[Collected data entries]
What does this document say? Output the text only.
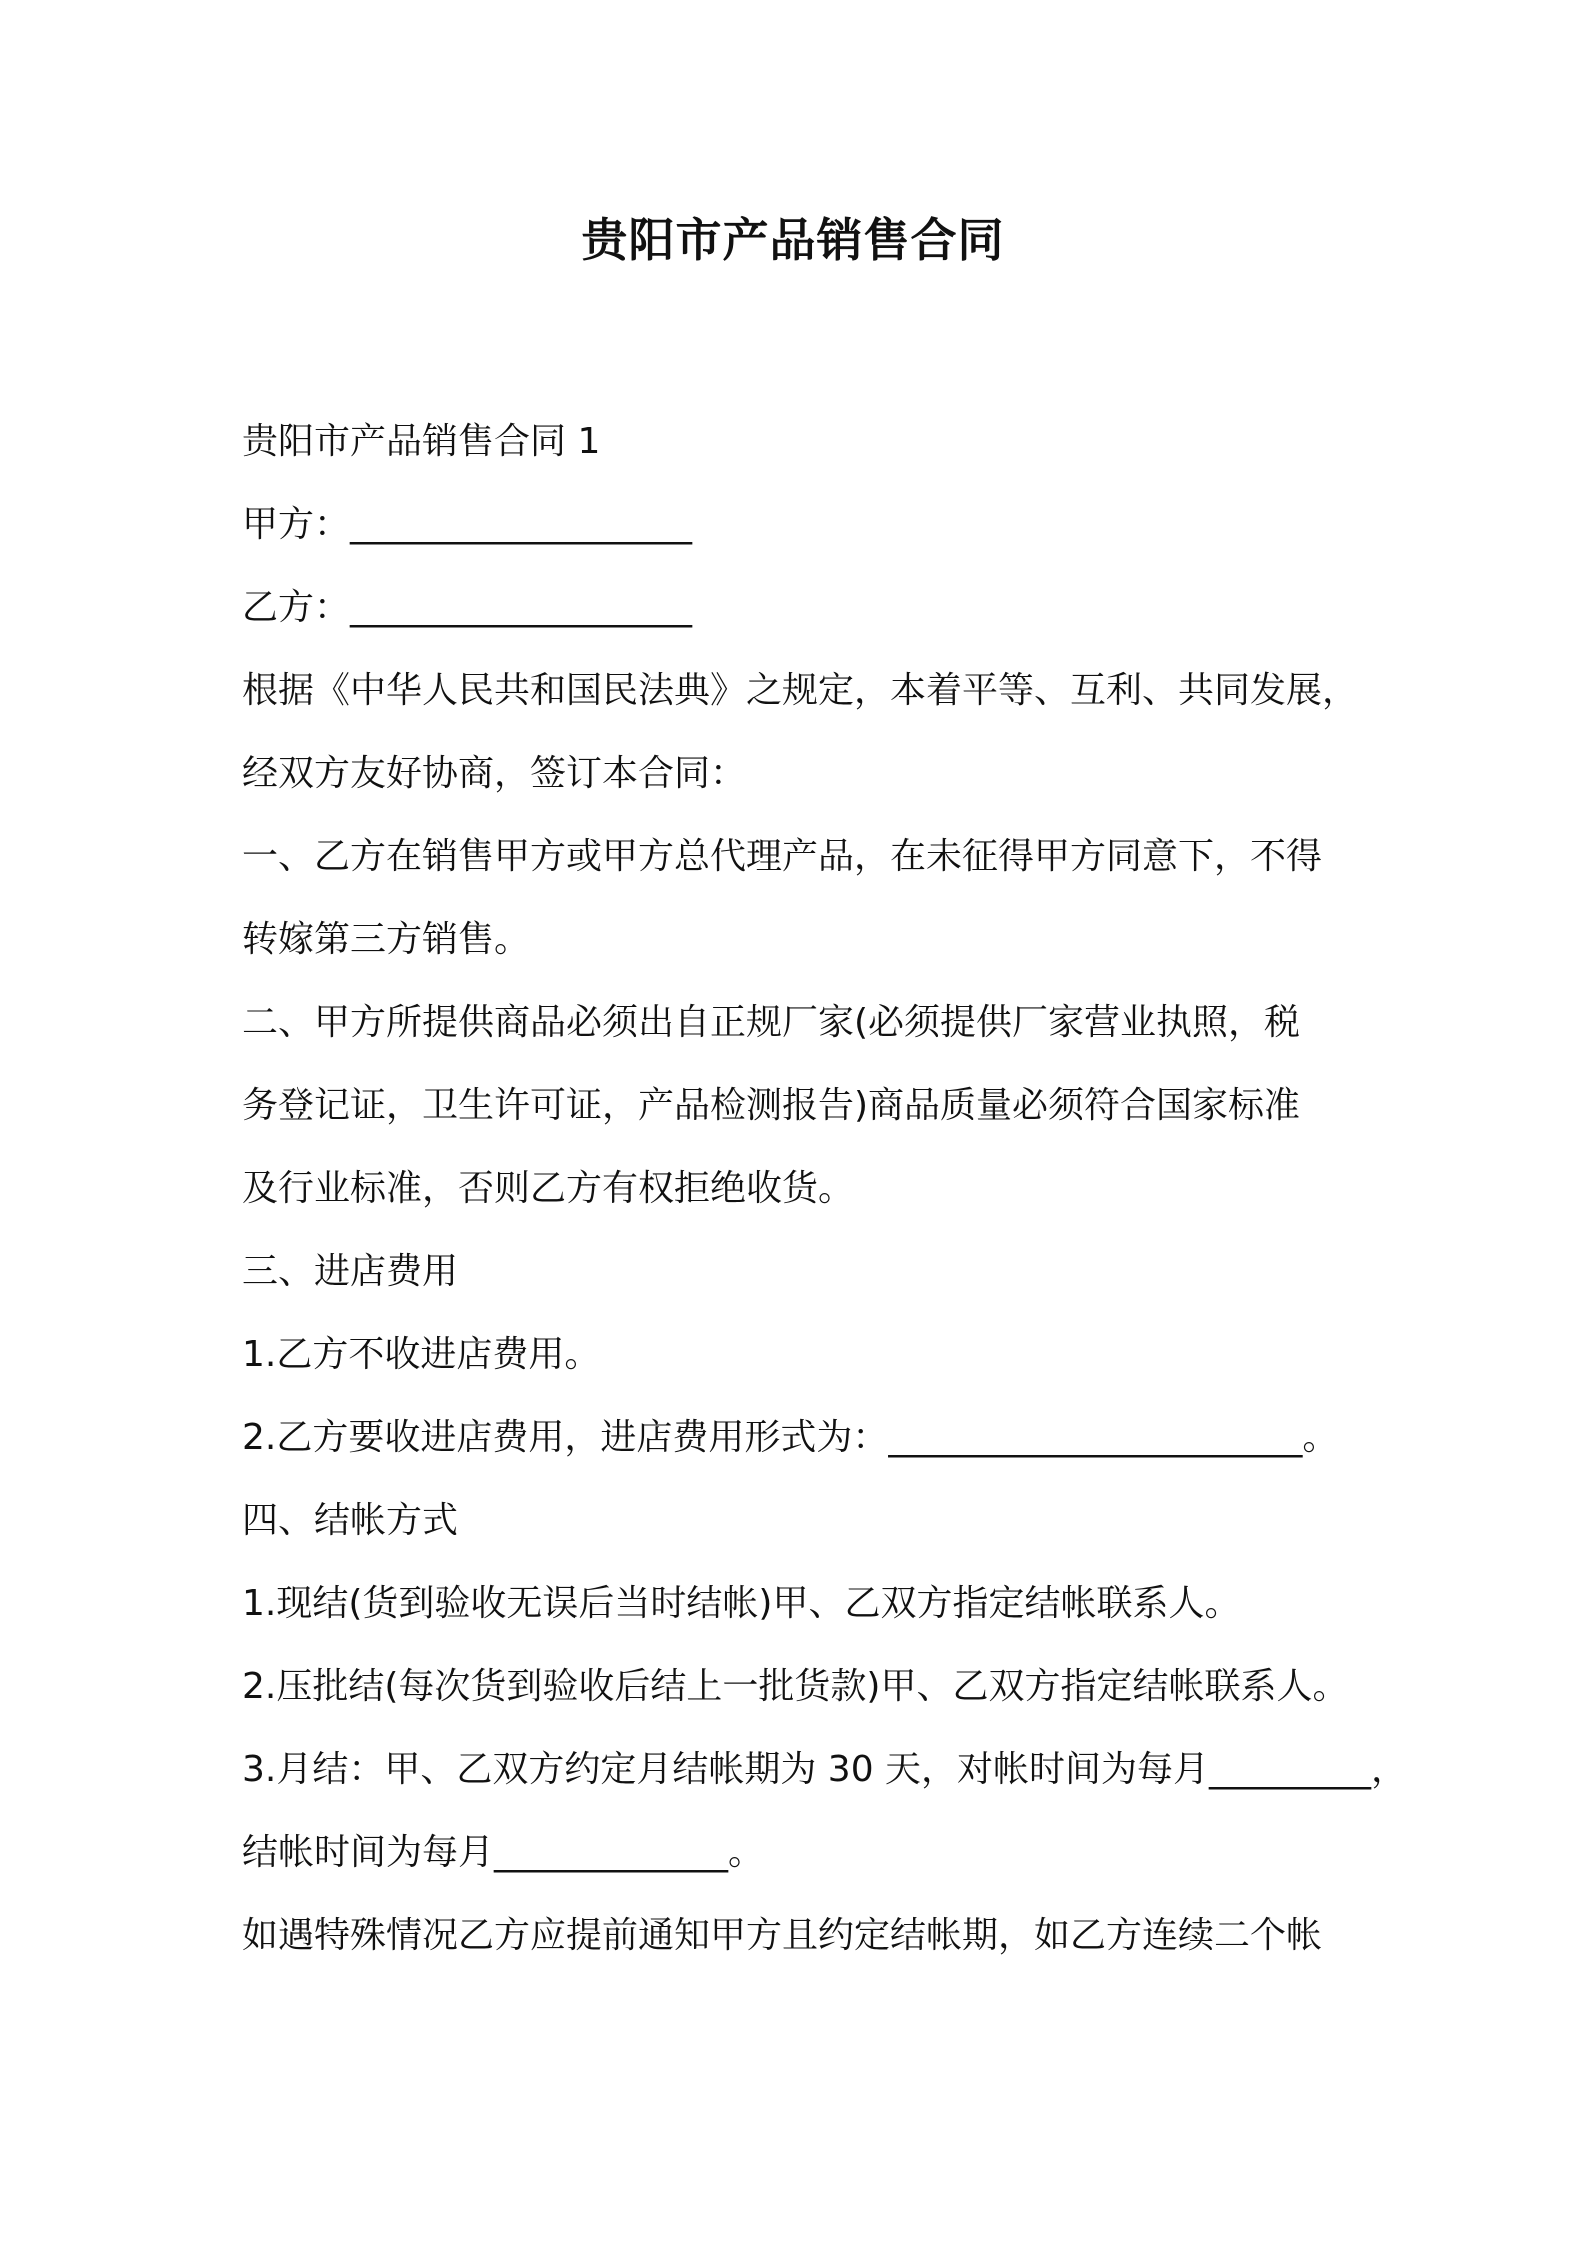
贵阳市产品销售合同

贵阳市产品销售合同 1

甲方：___________________

乙方：___________________

根据《中华人民共和国民法典》之规定，本着平等、互利、共同发展，

经双方友好协商，签订本合同：

一、乙方在销售甲方或甲方总代理产品，在未征得甲方同意下，不得

转嫁第三方销售。

二、甲方所提供商品必须出自正规厂家(必须提供厂家营业执照，税

务登记证，卫生许可证，产品检测报告)商品质量必须符合国家标准

及行业标准，否则乙方有权拒绝收货。

三、进店费用

1.乙方不收进店费用。

2.乙方要收进店费用，进店费用形式为：_______________________。

四、结帐方式

1.现结(货到验收无误后当时结帐)甲、乙双方指定结帐联系人。

2.压批结(每次货到验收后结上一批货款)甲、乙双方指定结帐联系人。

3.月结：甲、乙双方约定月结帐期为 30 天，对帐时间为每月_________，

结帐时间为每月_____________。

如遇特殊情况乙方应提前通知甲方且约定结帐期，如乙方连续二个帐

AIM OF THE EXERCISE:
Copy all the records above exactly, but leave out the pictures.

TASK RESPONSE:
What does this document say? Output the text only.
贵阳市产品销售合同

贵阳市产品销售合同 1

甲方：___________________

乙方：___________________

根据《中华人民共和国民法典》之规定，本着平等、互利、共同发展，

经双方友好协商，签订本合同：

一、乙方在销售甲方或甲方总代理产品，在未征得甲方同意下，不得

转嫁第三方销售。

二、甲方所提供商品必须出自正规厂家(必须提供厂家营业执照，税

务登记证，卫生许可证，产品检测报告)商品质量必须符合国家标准

及行业标准，否则乙方有权拒绝收货。

三、进店费用

1.乙方不收进店费用。

2.乙方要收进店费用，进店费用形式为：_______________________。

四、结帐方式

1.现结(货到验收无误后当时结帐)甲、乙双方指定结帐联系人。

2.压批结(每次货到验收后结上一批货款)甲、乙双方指定结帐联系人。

3.月结：甲、乙双方约定月结帐期为 30 天，对帐时间为每月_________，

结帐时间为每月_____________。

如遇特殊情况乙方应提前通知甲方且约定结帐期，如乙方连续二个帐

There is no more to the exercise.